■ Extracted data
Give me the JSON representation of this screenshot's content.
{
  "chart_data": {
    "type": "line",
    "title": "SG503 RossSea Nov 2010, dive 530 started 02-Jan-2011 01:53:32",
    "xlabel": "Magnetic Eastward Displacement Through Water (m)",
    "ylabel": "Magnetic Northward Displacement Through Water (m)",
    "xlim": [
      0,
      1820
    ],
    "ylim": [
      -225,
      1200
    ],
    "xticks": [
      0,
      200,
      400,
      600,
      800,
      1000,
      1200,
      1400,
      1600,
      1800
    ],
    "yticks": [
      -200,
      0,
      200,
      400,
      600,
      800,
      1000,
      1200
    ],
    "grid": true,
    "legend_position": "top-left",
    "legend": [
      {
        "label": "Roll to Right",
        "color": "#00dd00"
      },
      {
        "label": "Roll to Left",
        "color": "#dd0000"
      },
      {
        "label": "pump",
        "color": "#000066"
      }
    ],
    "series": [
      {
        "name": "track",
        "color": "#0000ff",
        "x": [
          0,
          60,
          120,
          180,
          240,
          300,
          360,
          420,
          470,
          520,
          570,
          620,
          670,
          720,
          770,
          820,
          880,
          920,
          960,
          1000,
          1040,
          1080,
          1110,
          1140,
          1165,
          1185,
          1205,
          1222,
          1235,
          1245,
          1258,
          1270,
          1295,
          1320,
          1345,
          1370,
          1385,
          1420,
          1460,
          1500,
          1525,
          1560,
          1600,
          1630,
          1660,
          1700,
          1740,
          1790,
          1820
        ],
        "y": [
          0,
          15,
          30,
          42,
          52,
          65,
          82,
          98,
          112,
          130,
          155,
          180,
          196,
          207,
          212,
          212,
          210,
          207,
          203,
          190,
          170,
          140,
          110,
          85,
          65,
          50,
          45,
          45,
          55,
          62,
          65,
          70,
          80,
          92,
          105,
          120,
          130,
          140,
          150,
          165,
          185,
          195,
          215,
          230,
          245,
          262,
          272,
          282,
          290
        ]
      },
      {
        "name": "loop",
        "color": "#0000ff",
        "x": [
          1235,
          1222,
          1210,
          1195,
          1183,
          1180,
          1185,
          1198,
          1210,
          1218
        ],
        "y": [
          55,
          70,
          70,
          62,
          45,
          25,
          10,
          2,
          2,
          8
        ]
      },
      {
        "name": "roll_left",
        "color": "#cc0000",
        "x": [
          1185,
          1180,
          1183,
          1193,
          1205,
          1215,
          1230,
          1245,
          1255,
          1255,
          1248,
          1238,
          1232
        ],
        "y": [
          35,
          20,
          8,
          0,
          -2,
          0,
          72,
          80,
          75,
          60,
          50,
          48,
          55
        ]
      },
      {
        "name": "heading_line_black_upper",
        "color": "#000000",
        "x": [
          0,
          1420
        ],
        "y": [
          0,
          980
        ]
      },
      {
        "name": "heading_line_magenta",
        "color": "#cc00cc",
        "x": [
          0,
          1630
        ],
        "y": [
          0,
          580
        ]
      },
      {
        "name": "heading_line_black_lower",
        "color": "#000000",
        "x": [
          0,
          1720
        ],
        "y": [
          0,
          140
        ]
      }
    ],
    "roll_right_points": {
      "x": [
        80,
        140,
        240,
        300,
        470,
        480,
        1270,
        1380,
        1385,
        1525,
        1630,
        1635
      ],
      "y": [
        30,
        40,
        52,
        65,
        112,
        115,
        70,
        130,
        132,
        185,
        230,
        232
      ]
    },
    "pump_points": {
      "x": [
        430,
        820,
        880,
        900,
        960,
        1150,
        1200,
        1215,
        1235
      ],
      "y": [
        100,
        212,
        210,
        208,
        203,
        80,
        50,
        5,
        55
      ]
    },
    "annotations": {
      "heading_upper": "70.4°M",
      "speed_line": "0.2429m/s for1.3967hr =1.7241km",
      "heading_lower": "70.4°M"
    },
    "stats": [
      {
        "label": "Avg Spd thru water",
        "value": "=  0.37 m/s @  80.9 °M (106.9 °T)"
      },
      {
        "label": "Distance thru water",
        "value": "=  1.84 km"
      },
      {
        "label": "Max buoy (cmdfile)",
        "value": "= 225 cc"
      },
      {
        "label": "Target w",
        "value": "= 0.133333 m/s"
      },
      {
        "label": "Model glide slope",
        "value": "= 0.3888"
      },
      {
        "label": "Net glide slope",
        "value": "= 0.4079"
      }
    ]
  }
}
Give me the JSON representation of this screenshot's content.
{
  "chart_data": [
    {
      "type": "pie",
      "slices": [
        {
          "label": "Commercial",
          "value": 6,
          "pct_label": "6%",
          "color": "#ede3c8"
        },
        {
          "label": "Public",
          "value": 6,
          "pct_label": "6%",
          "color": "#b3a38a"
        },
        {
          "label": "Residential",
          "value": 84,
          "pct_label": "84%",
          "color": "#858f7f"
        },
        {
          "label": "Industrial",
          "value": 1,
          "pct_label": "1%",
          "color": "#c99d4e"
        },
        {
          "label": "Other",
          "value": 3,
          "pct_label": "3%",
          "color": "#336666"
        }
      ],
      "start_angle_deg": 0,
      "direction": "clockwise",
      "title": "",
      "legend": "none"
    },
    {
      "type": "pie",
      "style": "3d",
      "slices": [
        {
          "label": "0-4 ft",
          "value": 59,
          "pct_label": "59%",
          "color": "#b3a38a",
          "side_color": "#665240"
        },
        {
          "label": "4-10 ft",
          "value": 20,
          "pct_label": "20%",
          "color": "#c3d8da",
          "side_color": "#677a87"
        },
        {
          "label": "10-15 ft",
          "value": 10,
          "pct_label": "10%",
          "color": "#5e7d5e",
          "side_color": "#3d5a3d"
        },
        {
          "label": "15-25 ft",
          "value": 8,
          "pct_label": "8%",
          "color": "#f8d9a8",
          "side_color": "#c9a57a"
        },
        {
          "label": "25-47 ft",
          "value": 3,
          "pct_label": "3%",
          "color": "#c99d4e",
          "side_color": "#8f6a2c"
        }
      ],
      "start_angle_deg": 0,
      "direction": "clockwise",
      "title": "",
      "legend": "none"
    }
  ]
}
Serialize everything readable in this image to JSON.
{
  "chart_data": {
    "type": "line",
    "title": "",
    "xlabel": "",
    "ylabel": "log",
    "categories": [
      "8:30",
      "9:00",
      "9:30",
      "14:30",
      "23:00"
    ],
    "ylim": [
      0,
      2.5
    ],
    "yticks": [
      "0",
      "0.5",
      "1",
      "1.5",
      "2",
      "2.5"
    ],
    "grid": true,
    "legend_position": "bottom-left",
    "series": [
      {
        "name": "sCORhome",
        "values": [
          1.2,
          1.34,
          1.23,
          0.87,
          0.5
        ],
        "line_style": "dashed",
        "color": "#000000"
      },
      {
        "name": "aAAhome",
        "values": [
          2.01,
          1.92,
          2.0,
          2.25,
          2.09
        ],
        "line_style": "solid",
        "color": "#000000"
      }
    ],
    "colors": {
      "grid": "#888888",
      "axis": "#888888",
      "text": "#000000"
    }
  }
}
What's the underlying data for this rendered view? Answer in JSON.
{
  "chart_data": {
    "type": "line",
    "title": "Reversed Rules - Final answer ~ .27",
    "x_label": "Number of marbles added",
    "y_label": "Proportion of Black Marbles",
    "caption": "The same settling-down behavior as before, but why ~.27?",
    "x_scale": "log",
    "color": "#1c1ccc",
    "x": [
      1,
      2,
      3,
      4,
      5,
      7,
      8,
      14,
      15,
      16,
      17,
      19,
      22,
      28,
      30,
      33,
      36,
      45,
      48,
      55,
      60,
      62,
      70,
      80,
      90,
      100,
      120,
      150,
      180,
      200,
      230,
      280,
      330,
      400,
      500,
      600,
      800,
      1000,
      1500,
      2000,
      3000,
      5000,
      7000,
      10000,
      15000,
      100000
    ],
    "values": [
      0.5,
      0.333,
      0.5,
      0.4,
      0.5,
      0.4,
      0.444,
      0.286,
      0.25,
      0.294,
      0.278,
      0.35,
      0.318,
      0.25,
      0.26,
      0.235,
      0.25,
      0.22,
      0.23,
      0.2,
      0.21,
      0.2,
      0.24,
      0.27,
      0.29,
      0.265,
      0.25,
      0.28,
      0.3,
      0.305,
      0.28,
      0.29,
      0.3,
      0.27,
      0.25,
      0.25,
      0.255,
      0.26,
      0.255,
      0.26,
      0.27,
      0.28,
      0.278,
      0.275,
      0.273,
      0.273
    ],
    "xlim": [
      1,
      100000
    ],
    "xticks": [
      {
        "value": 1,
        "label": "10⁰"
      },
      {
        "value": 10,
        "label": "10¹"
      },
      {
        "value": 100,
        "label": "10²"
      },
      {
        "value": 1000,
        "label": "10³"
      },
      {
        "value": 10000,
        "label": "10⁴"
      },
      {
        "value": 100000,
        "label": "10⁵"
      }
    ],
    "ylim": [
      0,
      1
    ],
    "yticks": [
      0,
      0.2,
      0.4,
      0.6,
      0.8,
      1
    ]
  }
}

■ Stated problem
Pull out and copy each line containing the string "Displacement".

■ Task answer
    "xlabel": "Magnetic Eastward Displacement Through Water (m)",
    "ylabel": "Magnetic Northward Displacement Through Water (m)",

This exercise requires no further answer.